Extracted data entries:

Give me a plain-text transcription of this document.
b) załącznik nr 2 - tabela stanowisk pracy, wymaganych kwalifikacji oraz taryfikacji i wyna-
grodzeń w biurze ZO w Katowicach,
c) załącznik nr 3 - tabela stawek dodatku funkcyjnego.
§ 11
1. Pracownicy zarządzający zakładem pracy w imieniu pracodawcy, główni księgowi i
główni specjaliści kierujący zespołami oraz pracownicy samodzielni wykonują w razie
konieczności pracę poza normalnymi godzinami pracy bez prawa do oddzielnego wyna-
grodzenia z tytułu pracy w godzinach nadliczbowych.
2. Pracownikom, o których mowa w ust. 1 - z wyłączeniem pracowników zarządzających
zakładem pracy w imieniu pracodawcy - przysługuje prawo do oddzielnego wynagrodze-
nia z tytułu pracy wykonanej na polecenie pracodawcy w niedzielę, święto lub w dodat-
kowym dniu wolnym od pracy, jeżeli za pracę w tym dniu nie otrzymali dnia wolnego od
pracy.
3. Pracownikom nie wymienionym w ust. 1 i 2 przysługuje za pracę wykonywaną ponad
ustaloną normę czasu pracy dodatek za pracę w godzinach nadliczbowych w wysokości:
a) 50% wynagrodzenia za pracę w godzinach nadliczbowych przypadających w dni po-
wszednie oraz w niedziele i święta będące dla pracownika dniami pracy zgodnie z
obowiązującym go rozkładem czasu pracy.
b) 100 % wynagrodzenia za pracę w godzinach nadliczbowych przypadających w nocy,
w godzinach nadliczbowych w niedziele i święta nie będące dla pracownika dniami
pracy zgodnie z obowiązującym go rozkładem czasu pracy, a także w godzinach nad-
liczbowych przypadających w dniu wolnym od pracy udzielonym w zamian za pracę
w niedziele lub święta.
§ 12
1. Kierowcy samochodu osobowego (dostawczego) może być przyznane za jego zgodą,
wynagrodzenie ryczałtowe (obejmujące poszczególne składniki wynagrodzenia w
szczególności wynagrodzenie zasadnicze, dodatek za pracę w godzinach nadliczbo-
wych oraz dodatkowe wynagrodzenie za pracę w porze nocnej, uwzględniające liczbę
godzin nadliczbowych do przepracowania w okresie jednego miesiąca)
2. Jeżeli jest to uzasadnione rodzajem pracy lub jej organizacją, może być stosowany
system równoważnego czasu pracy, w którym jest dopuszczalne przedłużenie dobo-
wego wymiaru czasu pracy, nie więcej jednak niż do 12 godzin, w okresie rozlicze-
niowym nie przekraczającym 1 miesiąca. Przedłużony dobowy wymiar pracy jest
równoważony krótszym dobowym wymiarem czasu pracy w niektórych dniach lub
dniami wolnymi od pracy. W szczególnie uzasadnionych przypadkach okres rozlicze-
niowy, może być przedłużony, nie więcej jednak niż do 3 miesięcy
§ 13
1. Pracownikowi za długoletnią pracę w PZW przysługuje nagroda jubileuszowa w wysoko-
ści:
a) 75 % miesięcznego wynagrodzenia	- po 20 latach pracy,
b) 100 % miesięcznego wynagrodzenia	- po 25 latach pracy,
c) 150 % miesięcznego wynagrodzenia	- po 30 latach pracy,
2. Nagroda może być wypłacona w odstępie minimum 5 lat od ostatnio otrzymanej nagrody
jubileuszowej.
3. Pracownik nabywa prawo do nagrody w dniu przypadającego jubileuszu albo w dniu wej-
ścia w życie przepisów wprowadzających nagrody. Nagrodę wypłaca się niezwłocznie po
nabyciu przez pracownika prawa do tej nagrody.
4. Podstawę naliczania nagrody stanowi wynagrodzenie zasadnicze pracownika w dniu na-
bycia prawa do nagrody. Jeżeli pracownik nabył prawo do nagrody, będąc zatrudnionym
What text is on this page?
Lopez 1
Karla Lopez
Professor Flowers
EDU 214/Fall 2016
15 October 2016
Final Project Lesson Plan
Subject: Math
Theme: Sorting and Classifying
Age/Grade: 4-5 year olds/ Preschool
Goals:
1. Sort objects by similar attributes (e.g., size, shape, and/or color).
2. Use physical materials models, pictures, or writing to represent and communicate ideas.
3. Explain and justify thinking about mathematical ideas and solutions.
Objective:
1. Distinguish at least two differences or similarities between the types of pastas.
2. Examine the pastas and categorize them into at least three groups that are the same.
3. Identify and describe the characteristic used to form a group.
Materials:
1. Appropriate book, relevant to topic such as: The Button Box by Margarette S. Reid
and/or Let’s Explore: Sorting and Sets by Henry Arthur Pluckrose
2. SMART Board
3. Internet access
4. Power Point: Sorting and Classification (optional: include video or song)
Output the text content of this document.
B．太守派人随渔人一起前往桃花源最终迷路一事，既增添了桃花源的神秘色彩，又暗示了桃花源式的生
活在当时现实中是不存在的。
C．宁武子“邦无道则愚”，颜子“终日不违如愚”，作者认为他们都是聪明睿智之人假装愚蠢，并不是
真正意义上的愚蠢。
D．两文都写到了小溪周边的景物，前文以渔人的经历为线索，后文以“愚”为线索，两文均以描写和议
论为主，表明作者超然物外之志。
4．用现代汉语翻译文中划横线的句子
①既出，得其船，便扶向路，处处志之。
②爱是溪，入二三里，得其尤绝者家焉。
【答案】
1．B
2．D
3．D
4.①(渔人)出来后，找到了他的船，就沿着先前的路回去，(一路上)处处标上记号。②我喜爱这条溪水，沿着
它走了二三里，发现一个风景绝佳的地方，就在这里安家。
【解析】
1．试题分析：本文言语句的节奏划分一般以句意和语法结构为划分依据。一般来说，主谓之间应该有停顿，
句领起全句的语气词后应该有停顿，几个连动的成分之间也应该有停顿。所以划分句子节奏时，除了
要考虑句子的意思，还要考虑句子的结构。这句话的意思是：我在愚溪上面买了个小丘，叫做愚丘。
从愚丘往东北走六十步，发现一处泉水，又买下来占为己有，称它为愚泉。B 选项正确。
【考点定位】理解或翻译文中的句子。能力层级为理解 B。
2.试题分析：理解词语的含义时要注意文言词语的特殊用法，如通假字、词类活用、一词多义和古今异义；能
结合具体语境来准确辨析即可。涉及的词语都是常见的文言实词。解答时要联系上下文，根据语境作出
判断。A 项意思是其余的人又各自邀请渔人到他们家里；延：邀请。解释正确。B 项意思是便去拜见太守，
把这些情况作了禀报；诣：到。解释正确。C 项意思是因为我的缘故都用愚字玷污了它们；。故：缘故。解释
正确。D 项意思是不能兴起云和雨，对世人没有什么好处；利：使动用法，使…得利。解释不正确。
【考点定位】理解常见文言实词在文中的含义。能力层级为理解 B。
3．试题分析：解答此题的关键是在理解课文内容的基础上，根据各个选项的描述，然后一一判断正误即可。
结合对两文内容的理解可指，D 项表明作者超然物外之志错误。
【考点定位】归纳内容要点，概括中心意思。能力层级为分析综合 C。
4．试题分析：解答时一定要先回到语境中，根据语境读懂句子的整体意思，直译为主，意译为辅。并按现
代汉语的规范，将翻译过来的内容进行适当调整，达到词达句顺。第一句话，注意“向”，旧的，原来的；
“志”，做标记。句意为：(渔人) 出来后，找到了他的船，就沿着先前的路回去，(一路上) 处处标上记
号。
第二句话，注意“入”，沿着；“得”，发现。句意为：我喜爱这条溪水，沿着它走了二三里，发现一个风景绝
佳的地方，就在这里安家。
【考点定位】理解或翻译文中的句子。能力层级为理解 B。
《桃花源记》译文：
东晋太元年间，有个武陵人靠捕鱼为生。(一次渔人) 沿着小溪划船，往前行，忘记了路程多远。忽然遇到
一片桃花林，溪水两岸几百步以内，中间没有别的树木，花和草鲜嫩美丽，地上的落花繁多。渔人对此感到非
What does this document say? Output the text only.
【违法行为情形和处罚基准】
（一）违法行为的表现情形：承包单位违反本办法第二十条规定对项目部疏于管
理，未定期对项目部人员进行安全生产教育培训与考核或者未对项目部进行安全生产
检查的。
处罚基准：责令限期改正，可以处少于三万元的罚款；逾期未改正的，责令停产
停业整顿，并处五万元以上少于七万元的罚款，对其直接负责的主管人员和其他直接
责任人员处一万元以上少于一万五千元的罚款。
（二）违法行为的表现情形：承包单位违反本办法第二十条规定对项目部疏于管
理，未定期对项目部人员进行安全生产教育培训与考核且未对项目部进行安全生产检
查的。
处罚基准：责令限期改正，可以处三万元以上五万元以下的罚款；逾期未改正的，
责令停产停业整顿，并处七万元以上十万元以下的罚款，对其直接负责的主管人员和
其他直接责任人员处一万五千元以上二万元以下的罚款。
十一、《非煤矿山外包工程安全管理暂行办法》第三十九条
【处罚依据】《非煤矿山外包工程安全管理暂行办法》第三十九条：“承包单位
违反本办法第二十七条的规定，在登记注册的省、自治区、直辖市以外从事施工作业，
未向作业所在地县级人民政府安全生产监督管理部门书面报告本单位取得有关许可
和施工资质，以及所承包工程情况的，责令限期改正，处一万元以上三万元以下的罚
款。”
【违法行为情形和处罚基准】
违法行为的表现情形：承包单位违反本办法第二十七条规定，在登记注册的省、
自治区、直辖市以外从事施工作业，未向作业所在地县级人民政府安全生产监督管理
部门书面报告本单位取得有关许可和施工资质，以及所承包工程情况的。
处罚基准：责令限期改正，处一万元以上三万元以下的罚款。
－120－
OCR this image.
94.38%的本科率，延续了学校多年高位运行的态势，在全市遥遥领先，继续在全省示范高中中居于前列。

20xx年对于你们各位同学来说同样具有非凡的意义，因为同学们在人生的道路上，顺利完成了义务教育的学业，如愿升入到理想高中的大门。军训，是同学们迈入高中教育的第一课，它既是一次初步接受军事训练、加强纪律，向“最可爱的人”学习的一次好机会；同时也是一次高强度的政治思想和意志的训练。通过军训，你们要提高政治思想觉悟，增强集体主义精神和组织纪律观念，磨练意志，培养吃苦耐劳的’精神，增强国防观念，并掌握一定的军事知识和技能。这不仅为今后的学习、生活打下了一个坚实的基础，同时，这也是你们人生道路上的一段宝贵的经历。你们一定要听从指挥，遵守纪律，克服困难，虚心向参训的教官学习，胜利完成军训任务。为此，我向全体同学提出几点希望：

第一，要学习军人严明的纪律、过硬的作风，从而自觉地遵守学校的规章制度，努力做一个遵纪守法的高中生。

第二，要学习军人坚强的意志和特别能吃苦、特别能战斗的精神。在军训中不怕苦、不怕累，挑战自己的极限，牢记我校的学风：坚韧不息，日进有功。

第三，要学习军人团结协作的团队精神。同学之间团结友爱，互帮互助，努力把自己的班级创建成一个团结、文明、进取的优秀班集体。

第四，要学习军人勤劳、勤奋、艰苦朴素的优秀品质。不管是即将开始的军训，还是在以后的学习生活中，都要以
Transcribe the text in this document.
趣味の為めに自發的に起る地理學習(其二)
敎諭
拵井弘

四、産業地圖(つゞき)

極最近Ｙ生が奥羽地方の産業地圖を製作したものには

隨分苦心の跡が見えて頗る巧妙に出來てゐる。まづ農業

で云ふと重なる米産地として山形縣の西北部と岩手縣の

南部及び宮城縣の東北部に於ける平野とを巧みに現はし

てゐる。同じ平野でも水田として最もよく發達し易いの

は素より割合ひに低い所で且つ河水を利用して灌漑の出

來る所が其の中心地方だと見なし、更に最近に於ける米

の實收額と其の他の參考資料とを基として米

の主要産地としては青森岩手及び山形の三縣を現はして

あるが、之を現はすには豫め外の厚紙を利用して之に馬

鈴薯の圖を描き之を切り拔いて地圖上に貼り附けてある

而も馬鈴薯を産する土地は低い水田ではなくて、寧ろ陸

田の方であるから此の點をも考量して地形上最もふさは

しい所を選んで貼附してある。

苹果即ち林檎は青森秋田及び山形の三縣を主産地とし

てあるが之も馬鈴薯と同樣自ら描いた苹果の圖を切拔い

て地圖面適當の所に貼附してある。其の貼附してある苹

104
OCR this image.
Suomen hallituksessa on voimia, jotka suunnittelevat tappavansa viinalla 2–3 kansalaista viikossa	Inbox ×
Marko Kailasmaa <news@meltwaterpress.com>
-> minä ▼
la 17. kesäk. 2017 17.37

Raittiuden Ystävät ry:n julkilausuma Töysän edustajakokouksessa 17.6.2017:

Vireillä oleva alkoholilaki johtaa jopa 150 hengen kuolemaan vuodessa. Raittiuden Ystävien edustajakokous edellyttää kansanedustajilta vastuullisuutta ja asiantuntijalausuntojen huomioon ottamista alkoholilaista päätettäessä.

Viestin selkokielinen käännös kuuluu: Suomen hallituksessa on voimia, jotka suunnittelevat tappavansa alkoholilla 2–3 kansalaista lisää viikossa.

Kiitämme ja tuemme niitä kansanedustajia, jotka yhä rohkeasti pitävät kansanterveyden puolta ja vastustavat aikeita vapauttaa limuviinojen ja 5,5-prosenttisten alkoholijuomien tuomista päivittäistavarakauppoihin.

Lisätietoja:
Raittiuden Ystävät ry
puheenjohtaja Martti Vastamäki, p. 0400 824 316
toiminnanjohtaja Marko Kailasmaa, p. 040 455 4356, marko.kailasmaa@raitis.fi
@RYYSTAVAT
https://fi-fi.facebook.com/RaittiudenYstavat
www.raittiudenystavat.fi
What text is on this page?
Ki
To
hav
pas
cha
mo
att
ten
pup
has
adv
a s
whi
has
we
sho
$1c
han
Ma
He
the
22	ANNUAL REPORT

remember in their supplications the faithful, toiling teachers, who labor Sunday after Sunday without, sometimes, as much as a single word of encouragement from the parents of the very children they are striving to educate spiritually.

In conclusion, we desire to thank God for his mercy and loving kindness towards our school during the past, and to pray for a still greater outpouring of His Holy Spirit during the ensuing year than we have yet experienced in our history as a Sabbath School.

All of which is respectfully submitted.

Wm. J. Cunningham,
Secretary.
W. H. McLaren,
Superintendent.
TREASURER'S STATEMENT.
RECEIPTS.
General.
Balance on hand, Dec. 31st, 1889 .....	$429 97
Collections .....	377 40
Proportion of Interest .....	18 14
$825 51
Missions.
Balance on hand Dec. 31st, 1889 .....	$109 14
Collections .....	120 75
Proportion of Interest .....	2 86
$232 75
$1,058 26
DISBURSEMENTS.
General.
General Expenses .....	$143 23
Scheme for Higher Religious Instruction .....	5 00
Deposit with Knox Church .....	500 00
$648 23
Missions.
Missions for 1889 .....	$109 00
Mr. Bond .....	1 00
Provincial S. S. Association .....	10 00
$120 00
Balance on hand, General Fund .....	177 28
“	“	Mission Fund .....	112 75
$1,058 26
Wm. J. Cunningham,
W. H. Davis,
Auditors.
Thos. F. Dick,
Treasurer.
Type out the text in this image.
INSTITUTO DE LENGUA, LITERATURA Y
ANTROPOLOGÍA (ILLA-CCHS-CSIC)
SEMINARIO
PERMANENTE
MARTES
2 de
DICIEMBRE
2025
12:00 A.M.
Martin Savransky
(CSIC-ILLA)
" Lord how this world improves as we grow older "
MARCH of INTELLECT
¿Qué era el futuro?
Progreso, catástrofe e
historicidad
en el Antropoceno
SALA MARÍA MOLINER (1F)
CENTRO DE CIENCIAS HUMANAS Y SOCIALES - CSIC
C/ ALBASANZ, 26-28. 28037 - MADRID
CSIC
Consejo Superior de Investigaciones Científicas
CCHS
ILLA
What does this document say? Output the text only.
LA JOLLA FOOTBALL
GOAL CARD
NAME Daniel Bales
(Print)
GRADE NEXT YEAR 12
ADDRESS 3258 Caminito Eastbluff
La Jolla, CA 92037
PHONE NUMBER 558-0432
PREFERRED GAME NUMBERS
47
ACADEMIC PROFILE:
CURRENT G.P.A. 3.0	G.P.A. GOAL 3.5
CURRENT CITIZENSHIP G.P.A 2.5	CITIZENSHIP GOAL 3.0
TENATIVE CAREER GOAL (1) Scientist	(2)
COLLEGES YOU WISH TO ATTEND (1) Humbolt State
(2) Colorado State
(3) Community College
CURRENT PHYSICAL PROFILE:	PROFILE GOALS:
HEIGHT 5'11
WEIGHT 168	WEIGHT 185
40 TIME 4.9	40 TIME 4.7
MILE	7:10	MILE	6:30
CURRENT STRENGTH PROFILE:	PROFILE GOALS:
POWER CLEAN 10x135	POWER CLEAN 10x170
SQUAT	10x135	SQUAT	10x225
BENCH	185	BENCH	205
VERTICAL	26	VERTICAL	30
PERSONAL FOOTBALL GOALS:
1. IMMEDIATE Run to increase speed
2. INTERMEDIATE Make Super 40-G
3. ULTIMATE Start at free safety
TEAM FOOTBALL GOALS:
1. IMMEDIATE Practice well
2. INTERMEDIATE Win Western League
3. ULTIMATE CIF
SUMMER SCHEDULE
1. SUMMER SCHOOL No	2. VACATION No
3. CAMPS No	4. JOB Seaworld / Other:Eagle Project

REQUEST → In the lines above, find each one with "Suomen" and list it.

ANSWER TO THE EXERCISE →
Suomen hallituksessa on voimia, jotka suunnittelevat tappavansa viinalla 2–3 kansalaista viikossa	Inbox ×
Viestin selkokielinen käännös kuuluu: Suomen hallituksessa on voimia, jotka suunnittelevat tappavansa alkoholilla 2–3 kansalaista lisää viikossa.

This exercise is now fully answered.